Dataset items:
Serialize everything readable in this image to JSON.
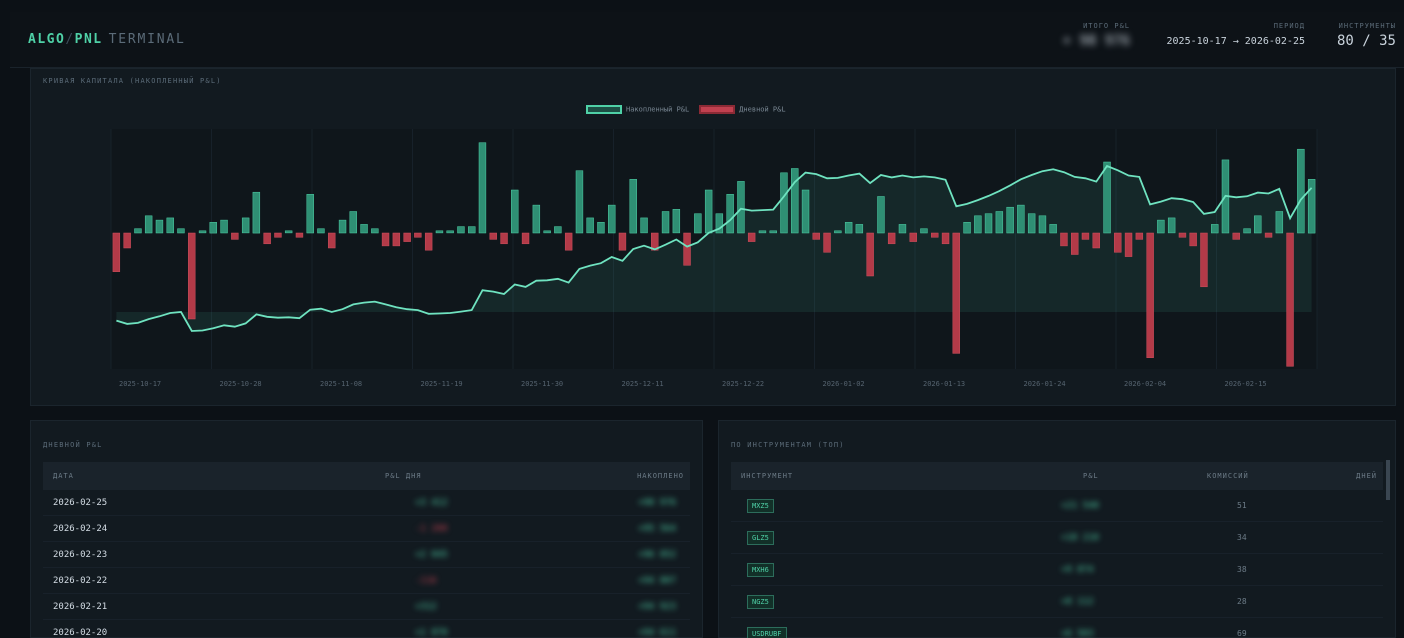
{
  "app": {
    "brand_algo": "ALGO",
    "brand_slash": "/",
    "brand_pnl": "PNL",
    "brand_terminal": "TERMINAL"
  },
  "header": {
    "total_pnl_label": "ИТОГО P&L",
    "total_pnl_value": "+ 98 976",
    "period_label": "ПЕРИОД",
    "period_value": "2025-10-17 → 2026-02-25",
    "instruments_label": "ИНСТРУМЕНТЫ",
    "instruments_value": "80 / 35"
  },
  "chart_panel": {
    "title": "КРИВАЯ КАПИТАЛА (НАКОПЛЕННЫЙ P&L)"
  },
  "colors": {
    "accent": "#4fd1a7",
    "negative": "#c0404f",
    "background": "#0c1116",
    "panel": "#121a20"
  },
  "chart_data": {
    "type": "bar",
    "legend": [
      "Накопленный P&L",
      "Дневной P&L"
    ],
    "legend_position": "top-center",
    "x_tick_labels": [
      "2025-10-17",
      "2025-10-28",
      "2025-11-08",
      "2025-11-19",
      "2025-11-30",
      "2025-12-11",
      "2025-12-22",
      "2026-01-02",
      "2026-01-13",
      "2026-01-24",
      "2026-02-04",
      "2026-02-15"
    ],
    "daily_pnl": [
      -18,
      -7,
      2,
      8,
      6,
      7,
      2,
      -40,
      1,
      5,
      6,
      -3,
      7,
      19,
      -5,
      -2,
      1,
      -2,
      18,
      2,
      -7,
      6,
      10,
      4,
      2,
      -6,
      -6,
      -4,
      -2,
      -8,
      1,
      1,
      3,
      3,
      42,
      -3,
      -5,
      20,
      -5,
      13,
      1,
      3,
      -8,
      29,
      7,
      5,
      13,
      -8,
      25,
      7,
      -8,
      10,
      11,
      -15,
      9,
      20,
      9,
      18,
      24,
      -4,
      1,
      1,
      28,
      30,
      20,
      -3,
      -9,
      1,
      5,
      4,
      -20,
      17,
      -5,
      4,
      -4,
      2,
      -2,
      -5,
      -56,
      5,
      8,
      9,
      10,
      12,
      13,
      9,
      8,
      4,
      -6,
      -10,
      -3,
      -7,
      33,
      -9,
      -11,
      -3,
      -58,
      6,
      7,
      -2,
      -6,
      -25,
      4,
      34,
      -3,
      2,
      8,
      -2,
      10,
      -62,
      39,
      25
    ]
  },
  "daily_table": {
    "title": "ДНЕВНОЙ P&L",
    "headers": [
      "ДАТА",
      "P&L ДНЯ",
      "НАКОПЛЕНО"
    ],
    "rows": [
      {
        "date": "2026-02-25",
        "pnl": "+3 412",
        "cum": "+98 976"
      },
      {
        "date": "2026-02-24",
        "pnl": "-1 288",
        "cum": "+95 564"
      },
      {
        "date": "2026-02-23",
        "pnl": "+2 045",
        "cum": "+96 852"
      },
      {
        "date": "2026-02-22",
        "pnl": "-116",
        "cum": "+94 807"
      },
      {
        "date": "2026-02-21",
        "pnl": "+312",
        "cum": "+94 923"
      },
      {
        "date": "2026-02-20",
        "pnl": "+1 870",
        "cum": "+94 611"
      }
    ]
  },
  "instruments_table": {
    "title": "ПО ИНСТРУМЕНТАМ (ТОП)",
    "headers": [
      "ИНСТРУМЕНТ",
      "P&L",
      "КОМИССИЙ",
      "ДНЕЙ"
    ],
    "rows": [
      {
        "name": "MXZ5",
        "pnl": "+21 540",
        "fees": "51"
      },
      {
        "name": "GLZ5",
        "pnl": "+18 210",
        "fees": "34"
      },
      {
        "name": "MXH6",
        "pnl": "+9 874",
        "fees": "38"
      },
      {
        "name": "NGZ5",
        "pnl": "+8 112",
        "fees": "28"
      },
      {
        "name": "USDRUBF",
        "pnl": "+6 503",
        "fees": "69"
      }
    ]
  }
}
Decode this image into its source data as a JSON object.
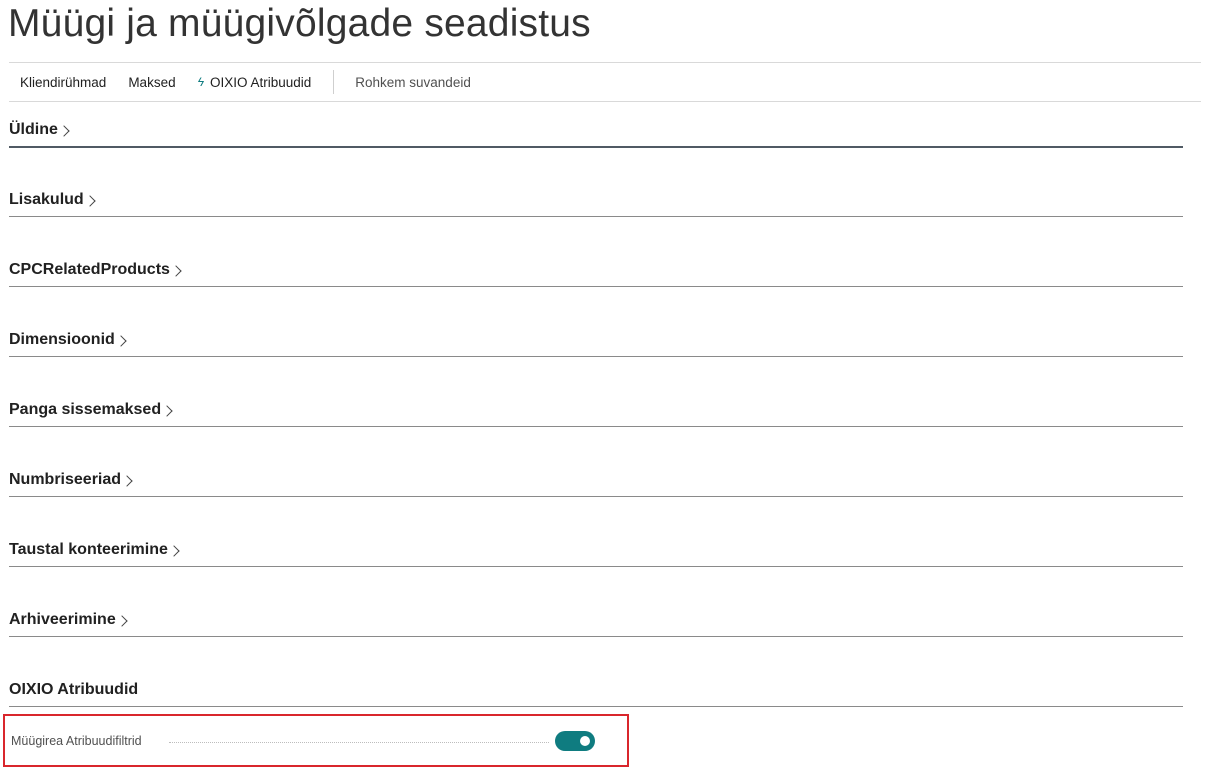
{
  "page": {
    "title": "Müügi ja müügivõlgade seadistus"
  },
  "actions": {
    "customer_groups": "Kliendirühmad",
    "payments": "Maksed",
    "oixio_attributes": "OIXIO Atribuudid",
    "more_options": "Rohkem suvandeid"
  },
  "sections": [
    {
      "title": "Üldine",
      "collapsed": true
    },
    {
      "title": "Lisakulud",
      "collapsed": true
    },
    {
      "title": "CPCRelatedProducts",
      "collapsed": true
    },
    {
      "title": "Dimensioonid",
      "collapsed": true
    },
    {
      "title": "Panga sissemaksed",
      "collapsed": true
    },
    {
      "title": "Numbriseeriad",
      "collapsed": true
    },
    {
      "title": "Taustal konteerimine",
      "collapsed": true
    },
    {
      "title": "Arhiveerimine",
      "collapsed": true
    },
    {
      "title": "OIXIO Atribuudid",
      "collapsed": false
    }
  ],
  "fields": {
    "sales_line_attribute_filters": {
      "label": "Müügirea Atribuudifiltrid",
      "value": true
    }
  },
  "colors": {
    "accent": "#0f7c80",
    "highlight_border": "#d9262c"
  },
  "icons": {
    "oixio_action": "bolt-icon",
    "section_expand": "chevron-right-icon"
  }
}
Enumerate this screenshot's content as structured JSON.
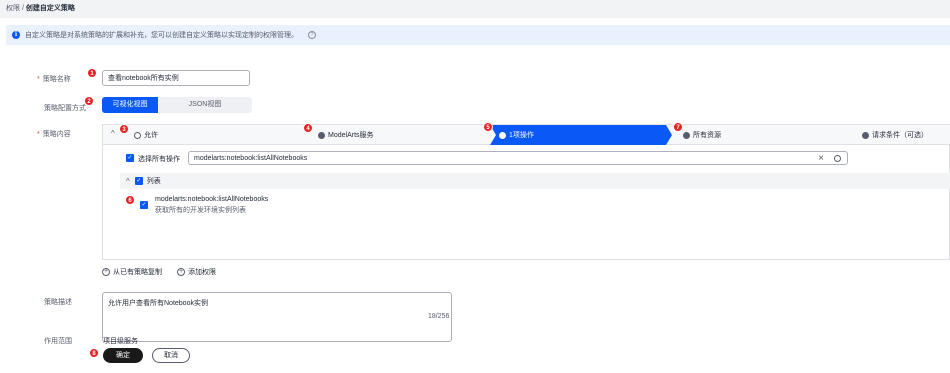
{
  "breadcrumb": {
    "parent": "权限",
    "separator": "/",
    "current": "创建自定义策略"
  },
  "info": {
    "icon": "info-icon",
    "text": "自定义策略是对系统策略的扩展和补充，您可以创建自定义策略以实现定制的权限管理。",
    "help_icon": "help-icon"
  },
  "form": {
    "name_label": "策略名称",
    "name_value": "查看notebook所有实例",
    "mode_label": "策略配置方式",
    "mode_visual": "可视化视图",
    "mode_json": "JSON视图",
    "content_label": "策略内容",
    "desc_label": "策略描述",
    "desc_value": "允许用户查看所有Notebook实例",
    "desc_count": "18/256",
    "scope_label": "作用范围",
    "scope_value": "项目级服务"
  },
  "steps": {
    "allow": "允许",
    "service": "ModelArts服务",
    "action": "1项操作",
    "resource": "所有资源",
    "condition": "请求条件（可选）"
  },
  "actions": {
    "select_all": "选择所有操作",
    "search_value": "modelarts:notebook:listAllNotebooks",
    "clear_icon": "×",
    "list_header": "列表",
    "item_name": "modelarts:notebook:listAllNotebooks",
    "item_desc": "获取所有的开发环境实例列表"
  },
  "links": {
    "copy_existing": "从已有策略复制",
    "add_permission": "添加权限"
  },
  "buttons": {
    "ok": "确定",
    "cancel": "取消"
  },
  "badges": [
    "1",
    "2",
    "3",
    "4",
    "5",
    "6",
    "7",
    "8"
  ],
  "colors": {
    "primary": "#0a59f7",
    "badge": "#e62222",
    "required": "#e73a3a"
  }
}
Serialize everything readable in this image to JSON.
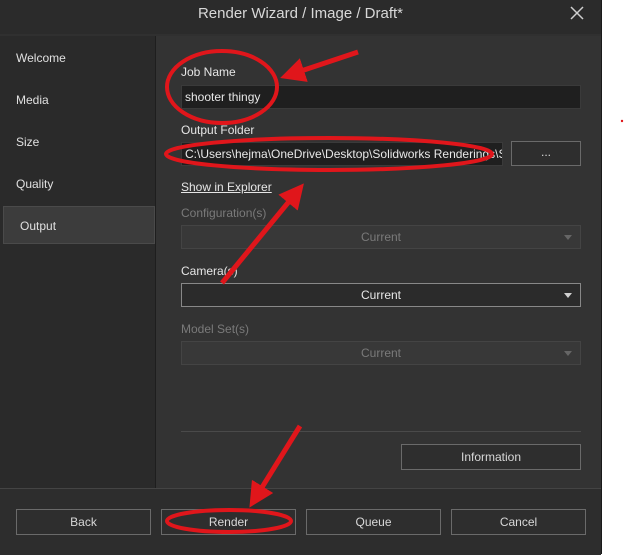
{
  "window": {
    "title": "Render Wizard / Image / Draft*"
  },
  "sidebar": {
    "items": [
      {
        "label": "Welcome"
      },
      {
        "label": "Media"
      },
      {
        "label": "Size"
      },
      {
        "label": "Quality"
      },
      {
        "label": "Output",
        "active": true
      }
    ]
  },
  "output": {
    "job_name_label": "Job Name",
    "job_name_value": "shooter thingy",
    "output_folder_label": "Output Folder",
    "output_folder_value": "C:\\Users\\hejma\\OneDrive\\Desktop\\Solidworks Renderings\\S",
    "browse_label": "...",
    "show_in_explorer": "Show in Explorer",
    "configurations_label": "Configuration(s)",
    "configurations_value": "Current",
    "cameras_label": "Camera(s)",
    "cameras_value": "Current",
    "model_sets_label": "Model Set(s)",
    "model_sets_value": "Current",
    "information_label": "Information"
  },
  "footer": {
    "back": "Back",
    "render": "Render",
    "queue": "Queue",
    "cancel": "Cancel"
  },
  "colors": {
    "annotation": "#e0161b",
    "background": "#303030"
  }
}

WRITTEN PROBLEM: Please repeat the entries exactly. Do not include the pictures.

ANSWER FOR THE TASK:
Serialize everything readable in this image to JSON.
{
  "app": {
    "brand_algo": "ALGO",
    "brand_slash": "/",
    "brand_pnl": "PNL",
    "brand_terminal": "TERMINAL"
  },
  "header": {
    "total_pnl_label": "ИТОГО P&L",
    "total_pnl_value": "+ 98 976",
    "period_label": "ПЕРИОД",
    "period_value": "2025-10-17 → 2026-02-25",
    "instruments_label": "ИНСТРУМЕНТЫ",
    "instruments_value": "80 / 35"
  },
  "chart_panel": {
    "title": "КРИВАЯ КАПИТАЛА (НАКОПЛЕННЫЙ P&L)"
  },
  "colors": {
    "accent": "#4fd1a7",
    "negative": "#c0404f",
    "background": "#0c1116",
    "panel": "#121a20"
  },
  "chart_data": {
    "type": "bar",
    "legend": [
      "Накопленный P&L",
      "Дневной P&L"
    ],
    "legend_position": "top-center",
    "x_tick_labels": [
      "2025-10-17",
      "2025-10-28",
      "2025-11-08",
      "2025-11-19",
      "2025-11-30",
      "2025-12-11",
      "2025-12-22",
      "2026-01-02",
      "2026-01-13",
      "2026-01-24",
      "2026-02-04",
      "2026-02-15"
    ],
    "daily_pnl": [
      -18,
      -7,
      2,
      8,
      6,
      7,
      2,
      -40,
      1,
      5,
      6,
      -3,
      7,
      19,
      -5,
      -2,
      1,
      -2,
      18,
      2,
      -7,
      6,
      10,
      4,
      2,
      -6,
      -6,
      -4,
      -2,
      -8,
      1,
      1,
      3,
      3,
      42,
      -3,
      -5,
      20,
      -5,
      13,
      1,
      3,
      -8,
      29,
      7,
      5,
      13,
      -8,
      25,
      7,
      -8,
      10,
      11,
      -15,
      9,
      20,
      9,
      18,
      24,
      -4,
      1,
      1,
      28,
      30,
      20,
      -3,
      -9,
      1,
      5,
      4,
      -20,
      17,
      -5,
      4,
      -4,
      2,
      -2,
      -5,
      -56,
      5,
      8,
      9,
      10,
      12,
      13,
      9,
      8,
      4,
      -6,
      -10,
      -3,
      -7,
      33,
      -9,
      -11,
      -3,
      -58,
      6,
      7,
      -2,
      -6,
      -25,
      4,
      34,
      -3,
      2,
      8,
      -2,
      10,
      -62,
      39,
      25
    ]
  },
  "daily_table": {
    "title": "ДНЕВНОЙ P&L",
    "headers": [
      "ДАТА",
      "P&L ДНЯ",
      "НАКОПЛЕНО"
    ],
    "rows": [
      {
        "date": "2026-02-25",
        "pnl": "+3 412",
        "cum": "+98 976"
      },
      {
        "date": "2026-02-24",
        "pnl": "-1 288",
        "cum": "+95 564"
      },
      {
        "date": "2026-02-23",
        "pnl": "+2 045",
        "cum": "+96 852"
      },
      {
        "date": "2026-02-22",
        "pnl": "-116",
        "cum": "+94 807"
      },
      {
        "date": "2026-02-21",
        "pnl": "+312",
        "cum": "+94 923"
      },
      {
        "date": "2026-02-20",
        "pnl": "+1 870",
        "cum": "+94 611"
      }
    ]
  },
  "instruments_table": {
    "title": "ПО ИНСТРУМЕНТАМ (ТОП)",
    "headers": [
      "ИНСТРУМЕНТ",
      "P&L",
      "КОМИССИЙ",
      "ДНЕЙ"
    ],
    "rows": [
      {
        "name": "MXZ5",
        "pnl": "+21 540",
        "fees": "51"
      },
      {
        "name": "GLZ5",
        "pnl": "+18 210",
        "fees": "34"
      },
      {
        "name": "MXH6",
        "pnl": "+9 874",
        "fees": "38"
      },
      {
        "name": "NGZ5",
        "pnl": "+8 112",
        "fees": "28"
      },
      {
        "name": "USDRUBF",
        "pnl": "+6 503",
        "fees": "69"
      }
    ]
  }
}
Decode this image into its source data as a JSON object.
{
  "page": {
    "title": "Müügi ja müügivõlgade seadistus"
  },
  "actions": {
    "customer_groups": "Kliendirühmad",
    "payments": "Maksed",
    "oixio_attributes": "OIXIO Atribuudid",
    "more_options": "Rohkem suvandeid"
  },
  "sections": [
    {
      "title": "Üldine",
      "collapsed": true
    },
    {
      "title": "Lisakulud",
      "collapsed": true
    },
    {
      "title": "CPCRelatedProducts",
      "collapsed": true
    },
    {
      "title": "Dimensioonid",
      "collapsed": true
    },
    {
      "title": "Panga sissemaksed",
      "collapsed": true
    },
    {
      "title": "Numbriseeriad",
      "collapsed": true
    },
    {
      "title": "Taustal konteerimine",
      "collapsed": true
    },
    {
      "title": "Arhiveerimine",
      "collapsed": true
    },
    {
      "title": "OIXIO Atribuudid",
      "collapsed": false
    }
  ],
  "fields": {
    "sales_line_attribute_filters": {
      "label": "Müügirea Atribuudifiltrid",
      "value": true
    }
  },
  "colors": {
    "accent": "#0f7c80",
    "highlight_border": "#d9262c"
  },
  "icons": {
    "oixio_action": "bolt-icon",
    "section_expand": "chevron-right-icon"
  }
}
Enumerate this screenshot's content as structured JSON.
{
  "breadcrumb": {
    "parent": "权限",
    "separator": "/",
    "current": "创建自定义策略"
  },
  "info": {
    "icon": "info-icon",
    "text": "自定义策略是对系统策略的扩展和补充，您可以创建自定义策略以实现定制的权限管理。",
    "help_icon": "help-icon"
  },
  "form": {
    "name_label": "策略名称",
    "name_value": "查看notebook所有实例",
    "mode_label": "策略配置方式",
    "mode_visual": "可视化视图",
    "mode_json": "JSON视图",
    "content_label": "策略内容",
    "desc_label": "策略描述",
    "desc_value": "允许用户查看所有Notebook实例",
    "desc_count": "18/256",
    "scope_label": "作用范围",
    "scope_value": "项目级服务"
  },
  "steps": {
    "allow": "允许",
    "service": "ModelArts服务",
    "action": "1项操作",
    "resource": "所有资源",
    "condition": "请求条件（可选）"
  },
  "actions": {
    "select_all": "选择所有操作",
    "search_value": "modelarts:notebook:listAllNotebooks",
    "clear_icon": "×",
    "list_header": "列表",
    "item_name": "modelarts:notebook:listAllNotebooks",
    "item_desc": "获取所有的开发环境实例列表"
  },
  "links": {
    "copy_existing": "从已有策略复制",
    "add_permission": "添加权限"
  },
  "buttons": {
    "ok": "确定",
    "cancel": "取消"
  },
  "badges": [
    "1",
    "2",
    "3",
    "4",
    "5",
    "6",
    "7",
    "8"
  ],
  "colors": {
    "primary": "#0a59f7",
    "badge": "#e62222",
    "required": "#e73a3a"
  }
}
Serialize everything readable in this image to JSON.
{
  "window": {
    "title": "Render Wizard / Image / Draft*"
  },
  "sidebar": {
    "items": [
      {
        "label": "Welcome"
      },
      {
        "label": "Media"
      },
      {
        "label": "Size"
      },
      {
        "label": "Quality"
      },
      {
        "label": "Output",
        "active": true
      }
    ]
  },
  "output": {
    "job_name_label": "Job Name",
    "job_name_value": "shooter thingy",
    "output_folder_label": "Output Folder",
    "output_folder_value": "C:\\Users\\hejma\\OneDrive\\Desktop\\Solidworks Renderings\\S",
    "browse_label": "...",
    "show_in_explorer": "Show in Explorer",
    "configurations_label": "Configuration(s)",
    "configurations_value": "Current",
    "cameras_label": "Camera(s)",
    "cameras_value": "Current",
    "model_sets_label": "Model Set(s)",
    "model_sets_value": "Current",
    "information_label": "Information"
  },
  "footer": {
    "back": "Back",
    "render": "Render",
    "queue": "Queue",
    "cancel": "Cancel"
  },
  "colors": {
    "annotation": "#e0161b",
    "background": "#303030"
  }
}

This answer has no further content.